Task instructions:
Set down each record exactly as written.

Supplied data:

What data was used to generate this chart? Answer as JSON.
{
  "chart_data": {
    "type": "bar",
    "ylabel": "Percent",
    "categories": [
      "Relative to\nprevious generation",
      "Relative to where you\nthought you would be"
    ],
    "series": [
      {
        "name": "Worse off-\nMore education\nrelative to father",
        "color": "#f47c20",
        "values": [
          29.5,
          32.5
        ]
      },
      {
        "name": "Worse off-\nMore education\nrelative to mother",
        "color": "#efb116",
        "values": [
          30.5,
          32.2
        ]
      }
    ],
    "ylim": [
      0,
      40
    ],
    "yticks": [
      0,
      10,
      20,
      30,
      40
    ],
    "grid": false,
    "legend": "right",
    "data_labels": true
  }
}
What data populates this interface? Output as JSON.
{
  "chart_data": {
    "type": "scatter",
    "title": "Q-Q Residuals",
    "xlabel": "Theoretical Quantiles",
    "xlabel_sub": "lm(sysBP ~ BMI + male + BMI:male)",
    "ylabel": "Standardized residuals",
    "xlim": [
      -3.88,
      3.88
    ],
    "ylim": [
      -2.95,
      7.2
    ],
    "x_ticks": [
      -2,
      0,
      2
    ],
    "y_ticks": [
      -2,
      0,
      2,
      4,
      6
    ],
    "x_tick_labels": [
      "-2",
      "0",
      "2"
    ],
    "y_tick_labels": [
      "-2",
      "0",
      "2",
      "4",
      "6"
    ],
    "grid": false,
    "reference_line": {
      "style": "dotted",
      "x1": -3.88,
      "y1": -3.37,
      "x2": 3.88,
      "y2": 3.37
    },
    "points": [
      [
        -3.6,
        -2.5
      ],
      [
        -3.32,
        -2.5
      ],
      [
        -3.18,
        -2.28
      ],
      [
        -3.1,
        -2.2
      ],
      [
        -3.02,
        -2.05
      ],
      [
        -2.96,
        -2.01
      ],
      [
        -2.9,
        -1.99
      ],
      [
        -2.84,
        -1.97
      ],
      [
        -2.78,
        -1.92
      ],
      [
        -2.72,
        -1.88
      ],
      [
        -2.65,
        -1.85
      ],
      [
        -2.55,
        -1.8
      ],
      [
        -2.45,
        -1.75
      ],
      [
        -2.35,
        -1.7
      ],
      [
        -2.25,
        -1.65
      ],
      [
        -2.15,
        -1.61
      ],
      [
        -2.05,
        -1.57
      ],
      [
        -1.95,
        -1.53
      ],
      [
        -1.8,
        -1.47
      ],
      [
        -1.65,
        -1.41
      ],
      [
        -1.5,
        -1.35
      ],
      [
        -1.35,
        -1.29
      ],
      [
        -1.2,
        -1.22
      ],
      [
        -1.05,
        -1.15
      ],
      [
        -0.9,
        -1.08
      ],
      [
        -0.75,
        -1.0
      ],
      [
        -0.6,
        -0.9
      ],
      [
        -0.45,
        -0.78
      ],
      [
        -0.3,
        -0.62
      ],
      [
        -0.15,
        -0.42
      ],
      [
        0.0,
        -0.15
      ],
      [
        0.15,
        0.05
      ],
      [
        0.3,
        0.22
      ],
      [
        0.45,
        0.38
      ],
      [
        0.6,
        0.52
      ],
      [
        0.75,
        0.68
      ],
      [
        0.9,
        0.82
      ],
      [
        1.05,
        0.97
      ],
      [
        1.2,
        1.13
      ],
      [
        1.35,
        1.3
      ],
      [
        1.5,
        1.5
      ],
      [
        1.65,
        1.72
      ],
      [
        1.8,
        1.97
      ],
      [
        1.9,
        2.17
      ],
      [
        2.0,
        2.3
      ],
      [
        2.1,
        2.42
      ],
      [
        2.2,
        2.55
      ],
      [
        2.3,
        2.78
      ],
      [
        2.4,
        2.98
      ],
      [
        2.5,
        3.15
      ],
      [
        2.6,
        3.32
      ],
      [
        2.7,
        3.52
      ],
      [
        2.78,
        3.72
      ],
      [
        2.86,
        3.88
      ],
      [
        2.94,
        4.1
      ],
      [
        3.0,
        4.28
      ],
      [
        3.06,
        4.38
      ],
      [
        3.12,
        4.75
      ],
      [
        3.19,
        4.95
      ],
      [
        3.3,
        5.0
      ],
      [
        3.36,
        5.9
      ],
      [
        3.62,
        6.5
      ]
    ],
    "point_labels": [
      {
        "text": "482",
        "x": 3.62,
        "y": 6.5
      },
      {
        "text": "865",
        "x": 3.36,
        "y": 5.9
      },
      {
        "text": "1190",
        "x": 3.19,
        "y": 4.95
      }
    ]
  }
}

Solution:
What data was used to generate this chart? Answer as JSON.
{
  "chart_data": {
    "type": "bar",
    "ylabel": "Percent",
    "categories": [
      "Relative to\nprevious generation",
      "Relative to where you\nthought you would be"
    ],
    "series": [
      {
        "name": "Worse off-\nMore education\nrelative to father",
        "color": "#f47c20",
        "values": [
          29.5,
          32.5
        ]
      },
      {
        "name": "Worse off-\nMore education\nrelative to mother",
        "color": "#efb116",
        "values": [
          30.5,
          32.2
        ]
      }
    ],
    "ylim": [
      0,
      40
    ],
    "yticks": [
      0,
      10,
      20,
      30,
      40
    ],
    "grid": false,
    "legend": "right",
    "data_labels": true
  }
}
What data populates this interface? Output as JSON.
{
  "chart_data": {
    "type": "scatter",
    "title": "Q-Q Residuals",
    "xlabel": "Theoretical Quantiles",
    "xlabel_sub": "lm(sysBP ~ BMI + male + BMI:male)",
    "ylabel": "Standardized residuals",
    "xlim": [
      -3.88,
      3.88
    ],
    "ylim": [
      -2.95,
      7.2
    ],
    "x_ticks": [
      -2,
      0,
      2
    ],
    "y_ticks": [
      -2,
      0,
      2,
      4,
      6
    ],
    "x_tick_labels": [
      "-2",
      "0",
      "2"
    ],
    "y_tick_labels": [
      "-2",
      "0",
      "2",
      "4",
      "6"
    ],
    "grid": false,
    "reference_line": {
      "style": "dotted",
      "x1": -3.88,
      "y1": -3.37,
      "x2": 3.88,
      "y2": 3.37
    },
    "points": [
      [
        -3.6,
        -2.5
      ],
      [
        -3.32,
        -2.5
      ],
      [
        -3.18,
        -2.28
      ],
      [
        -3.1,
        -2.2
      ],
      [
        -3.02,
        -2.05
      ],
      [
        -2.96,
        -2.01
      ],
      [
        -2.9,
        -1.99
      ],
      [
        -2.84,
        -1.97
      ],
      [
        -2.78,
        -1.92
      ],
      [
        -2.72,
        -1.88
      ],
      [
        -2.65,
        -1.85
      ],
      [
        -2.55,
        -1.8
      ],
      [
        -2.45,
        -1.75
      ],
      [
        -2.35,
        -1.7
      ],
      [
        -2.25,
        -1.65
      ],
      [
        -2.15,
        -1.61
      ],
      [
        -2.05,
        -1.57
      ],
      [
        -1.95,
        -1.53
      ],
      [
        -1.8,
        -1.47
      ],
      [
        -1.65,
        -1.41
      ],
      [
        -1.5,
        -1.35
      ],
      [
        -1.35,
        -1.29
      ],
      [
        -1.2,
        -1.22
      ],
      [
        -1.05,
        -1.15
      ],
      [
        -0.9,
        -1.08
      ],
      [
        -0.75,
        -1.0
      ],
      [
        -0.6,
        -0.9
      ],
      [
        -0.45,
        -0.78
      ],
      [
        -0.3,
        -0.62
      ],
      [
        -0.15,
        -0.42
      ],
      [
        0.0,
        -0.15
      ],
      [
        0.15,
        0.05
      ],
      [
        0.3,
        0.22
      ],
      [
        0.45,
        0.38
      ],
      [
        0.6,
        0.52
      ],
      [
        0.75,
        0.68
      ],
      [
        0.9,
        0.82
      ],
      [
        1.05,
        0.97
      ],
      [
        1.2,
        1.13
      ],
      [
        1.35,
        1.3
      ],
      [
        1.5,
        1.5
      ],
      [
        1.65,
        1.72
      ],
      [
        1.8,
        1.97
      ],
      [
        1.9,
        2.17
      ],
      [
        2.0,
        2.3
      ],
      [
        2.1,
        2.42
      ],
      [
        2.2,
        2.55
      ],
      [
        2.3,
        2.78
      ],
      [
        2.4,
        2.98
      ],
      [
        2.5,
        3.15
      ],
      [
        2.6,
        3.32
      ],
      [
        2.7,
        3.52
      ],
      [
        2.78,
        3.72
      ],
      [
        2.86,
        3.88
      ],
      [
        2.94,
        4.1
      ],
      [
        3.0,
        4.28
      ],
      [
        3.06,
        4.38
      ],
      [
        3.12,
        4.75
      ],
      [
        3.19,
        4.95
      ],
      [
        3.3,
        5.0
      ],
      [
        3.36,
        5.9
      ],
      [
        3.62,
        6.5
      ]
    ],
    "point_labels": [
      {
        "text": "482",
        "x": 3.62,
        "y": 6.5
      },
      {
        "text": "865",
        "x": 3.36,
        "y": 5.9
      },
      {
        "text": "1190",
        "x": 3.19,
        "y": 4.95
      }
    ]
  }
}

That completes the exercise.